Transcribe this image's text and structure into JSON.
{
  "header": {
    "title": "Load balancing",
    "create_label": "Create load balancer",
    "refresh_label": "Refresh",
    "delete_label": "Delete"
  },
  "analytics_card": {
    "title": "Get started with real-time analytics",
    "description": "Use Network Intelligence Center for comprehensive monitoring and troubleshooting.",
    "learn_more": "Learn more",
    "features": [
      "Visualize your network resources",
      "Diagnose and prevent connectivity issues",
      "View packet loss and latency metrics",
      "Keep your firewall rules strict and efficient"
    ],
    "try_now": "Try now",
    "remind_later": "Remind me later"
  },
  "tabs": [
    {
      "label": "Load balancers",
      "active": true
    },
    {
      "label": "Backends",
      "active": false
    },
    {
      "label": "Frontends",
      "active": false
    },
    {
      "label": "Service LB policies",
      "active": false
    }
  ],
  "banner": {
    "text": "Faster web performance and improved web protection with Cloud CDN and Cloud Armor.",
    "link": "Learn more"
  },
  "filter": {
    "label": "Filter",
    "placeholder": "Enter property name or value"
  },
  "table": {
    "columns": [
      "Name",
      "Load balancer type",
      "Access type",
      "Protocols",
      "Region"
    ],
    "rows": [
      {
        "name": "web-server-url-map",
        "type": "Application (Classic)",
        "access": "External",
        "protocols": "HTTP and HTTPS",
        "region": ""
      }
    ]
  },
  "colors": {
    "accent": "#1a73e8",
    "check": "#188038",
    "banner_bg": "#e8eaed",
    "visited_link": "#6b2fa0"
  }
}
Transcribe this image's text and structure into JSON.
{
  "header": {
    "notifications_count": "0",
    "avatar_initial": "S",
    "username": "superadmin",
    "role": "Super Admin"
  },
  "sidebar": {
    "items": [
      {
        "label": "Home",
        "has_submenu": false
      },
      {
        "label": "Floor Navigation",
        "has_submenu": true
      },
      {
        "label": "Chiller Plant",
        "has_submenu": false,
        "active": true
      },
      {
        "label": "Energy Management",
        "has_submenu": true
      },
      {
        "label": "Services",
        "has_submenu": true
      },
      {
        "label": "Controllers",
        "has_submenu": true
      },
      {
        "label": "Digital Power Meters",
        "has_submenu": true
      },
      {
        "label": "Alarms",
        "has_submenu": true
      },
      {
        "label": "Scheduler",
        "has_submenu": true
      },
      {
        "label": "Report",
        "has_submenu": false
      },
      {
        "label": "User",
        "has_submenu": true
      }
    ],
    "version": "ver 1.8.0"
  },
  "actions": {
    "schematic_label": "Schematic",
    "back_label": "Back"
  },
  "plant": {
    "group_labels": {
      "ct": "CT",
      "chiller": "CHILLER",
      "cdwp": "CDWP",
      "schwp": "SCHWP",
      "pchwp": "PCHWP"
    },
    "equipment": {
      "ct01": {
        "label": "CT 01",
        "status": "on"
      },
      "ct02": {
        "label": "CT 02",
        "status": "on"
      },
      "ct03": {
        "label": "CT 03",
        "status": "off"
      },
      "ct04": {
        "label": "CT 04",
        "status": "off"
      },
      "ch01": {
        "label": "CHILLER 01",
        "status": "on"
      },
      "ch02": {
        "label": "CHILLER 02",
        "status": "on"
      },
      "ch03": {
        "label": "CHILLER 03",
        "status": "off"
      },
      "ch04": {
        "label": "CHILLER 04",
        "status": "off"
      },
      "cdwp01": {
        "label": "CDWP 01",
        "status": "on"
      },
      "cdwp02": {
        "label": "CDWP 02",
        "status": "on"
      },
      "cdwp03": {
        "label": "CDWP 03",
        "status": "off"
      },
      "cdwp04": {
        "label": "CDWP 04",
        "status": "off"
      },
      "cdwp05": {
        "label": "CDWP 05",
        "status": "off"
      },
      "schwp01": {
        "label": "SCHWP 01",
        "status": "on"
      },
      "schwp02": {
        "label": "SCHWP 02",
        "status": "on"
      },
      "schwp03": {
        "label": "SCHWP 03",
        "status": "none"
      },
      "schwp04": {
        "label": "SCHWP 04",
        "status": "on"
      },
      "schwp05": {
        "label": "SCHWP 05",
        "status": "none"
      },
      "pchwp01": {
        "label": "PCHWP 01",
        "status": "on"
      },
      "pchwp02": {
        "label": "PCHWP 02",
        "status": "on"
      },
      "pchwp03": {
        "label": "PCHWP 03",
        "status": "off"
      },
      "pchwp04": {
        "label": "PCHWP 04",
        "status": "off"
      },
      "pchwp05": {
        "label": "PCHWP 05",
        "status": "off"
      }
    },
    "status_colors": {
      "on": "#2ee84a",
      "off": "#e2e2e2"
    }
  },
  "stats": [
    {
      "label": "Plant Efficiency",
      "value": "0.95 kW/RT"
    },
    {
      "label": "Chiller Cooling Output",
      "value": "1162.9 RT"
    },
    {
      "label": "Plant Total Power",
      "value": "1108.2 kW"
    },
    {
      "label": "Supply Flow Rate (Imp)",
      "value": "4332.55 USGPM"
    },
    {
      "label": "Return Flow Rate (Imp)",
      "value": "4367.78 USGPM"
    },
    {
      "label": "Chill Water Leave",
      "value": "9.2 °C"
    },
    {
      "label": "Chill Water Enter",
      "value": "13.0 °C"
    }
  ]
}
◇ ◇ ◇ ◇ ◇ ◇ ◇
▸ **Exercise description**
Print the records above exactly as they appear.

▸ **Answer for the task**
Transcribe this image's text and structure into JSON.
{
  "header": {
    "title": "Load balancing",
    "create_label": "Create load balancer",
    "refresh_label": "Refresh",
    "delete_label": "Delete"
  },
  "analytics_card": {
    "title": "Get started with real-time analytics",
    "description": "Use Network Intelligence Center for comprehensive monitoring and troubleshooting.",
    "learn_more": "Learn more",
    "features": [
      "Visualize your network resources",
      "Diagnose and prevent connectivity issues",
      "View packet loss and latency metrics",
      "Keep your firewall rules strict and efficient"
    ],
    "try_now": "Try now",
    "remind_later": "Remind me later"
  },
  "tabs": [
    {
      "label": "Load balancers",
      "active": true
    },
    {
      "label": "Backends",
      "active": false
    },
    {
      "label": "Frontends",
      "active": false
    },
    {
      "label": "Service LB policies",
      "active": false
    }
  ],
  "banner": {
    "text": "Faster web performance and improved web protection with Cloud CDN and Cloud Armor.",
    "link": "Learn more"
  },
  "filter": {
    "label": "Filter",
    "placeholder": "Enter property name or value"
  },
  "table": {
    "columns": [
      "Name",
      "Load balancer type",
      "Access type",
      "Protocols",
      "Region"
    ],
    "rows": [
      {
        "name": "web-server-url-map",
        "type": "Application (Classic)",
        "access": "External",
        "protocols": "HTTP and HTTPS",
        "region": ""
      }
    ]
  },
  "colors": {
    "accent": "#1a73e8",
    "check": "#188038",
    "banner_bg": "#e8eaed",
    "visited_link": "#6b2fa0"
  }
}
Transcribe this image's text and structure into JSON.
{
  "header": {
    "notifications_count": "0",
    "avatar_initial": "S",
    "username": "superadmin",
    "role": "Super Admin"
  },
  "sidebar": {
    "items": [
      {
        "label": "Home",
        "has_submenu": false
      },
      {
        "label": "Floor Navigation",
        "has_submenu": true
      },
      {
        "label": "Chiller Plant",
        "has_submenu": false,
        "active": true
      },
      {
        "label": "Energy Management",
        "has_submenu": true
      },
      {
        "label": "Services",
        "has_submenu": true
      },
      {
        "label": "Controllers",
        "has_submenu": true
      },
      {
        "label": "Digital Power Meters",
        "has_submenu": true
      },
      {
        "label": "Alarms",
        "has_submenu": true
      },
      {
        "label": "Scheduler",
        "has_submenu": true
      },
      {
        "label": "Report",
        "has_submenu": false
      },
      {
        "label": "User",
        "has_submenu": true
      }
    ],
    "version": "ver 1.8.0"
  },
  "actions": {
    "schematic_label": "Schematic",
    "back_label": "Back"
  },
  "plant": {
    "group_labels": {
      "ct": "CT",
      "chiller": "CHILLER",
      "cdwp": "CDWP",
      "schwp": "SCHWP",
      "pchwp": "PCHWP"
    },
    "equipment": {
      "ct01": {
        "label": "CT 01",
        "status": "on"
      },
      "ct02": {
        "label": "CT 02",
        "status": "on"
      },
      "ct03": {
        "label": "CT 03",
        "status": "off"
      },
      "ct04": {
        "label": "CT 04",
        "status": "off"
      },
      "ch01": {
        "label": "CHILLER 01",
        "status": "on"
      },
      "ch02": {
        "label": "CHILLER 02",
        "status": "on"
      },
      "ch03": {
        "label": "CHILLER 03",
        "status": "off"
      },
      "ch04": {
        "label": "CHILLER 04",
        "status": "off"
      },
      "cdwp01": {
        "label": "CDWP 01",
        "status": "on"
      },
      "cdwp02": {
        "label": "CDWP 02",
        "status": "on"
      },
      "cdwp03": {
        "label": "CDWP 03",
        "status": "off"
      },
      "cdwp04": {
        "label": "CDWP 04",
        "status": "off"
      },
      "cdwp05": {
        "label": "CDWP 05",
        "status": "off"
      },
      "schwp01": {
        "label": "SCHWP 01",
        "status": "on"
      },
      "schwp02": {
        "label": "SCHWP 02",
        "status": "on"
      },
      "schwp03": {
        "label": "SCHWP 03",
        "status": "none"
      },
      "schwp04": {
        "label": "SCHWP 04",
        "status": "on"
      },
      "schwp05": {
        "label": "SCHWP 05",
        "status": "none"
      },
      "pchwp01": {
        "label": "PCHWP 01",
        "status": "on"
      },
      "pchwp02": {
        "label": "PCHWP 02",
        "status": "on"
      },
      "pchwp03": {
        "label": "PCHWP 03",
        "status": "off"
      },
      "pchwp04": {
        "label": "PCHWP 04",
        "status": "off"
      },
      "pchwp05": {
        "label": "PCHWP 05",
        "status": "off"
      }
    },
    "status_colors": {
      "on": "#2ee84a",
      "off": "#e2e2e2"
    }
  },
  "stats": [
    {
      "label": "Plant Efficiency",
      "value": "0.95 kW/RT"
    },
    {
      "label": "Chiller Cooling Output",
      "value": "1162.9 RT"
    },
    {
      "label": "Plant Total Power",
      "value": "1108.2 kW"
    },
    {
      "label": "Supply Flow Rate (Imp)",
      "value": "4332.55 USGPM"
    },
    {
      "label": "Return Flow Rate (Imp)",
      "value": "4367.78 USGPM"
    },
    {
      "label": "Chill Water Leave",
      "value": "9.2 °C"
    },
    {
      "label": "Chill Water Enter",
      "value": "13.0 °C"
    }
  ]
}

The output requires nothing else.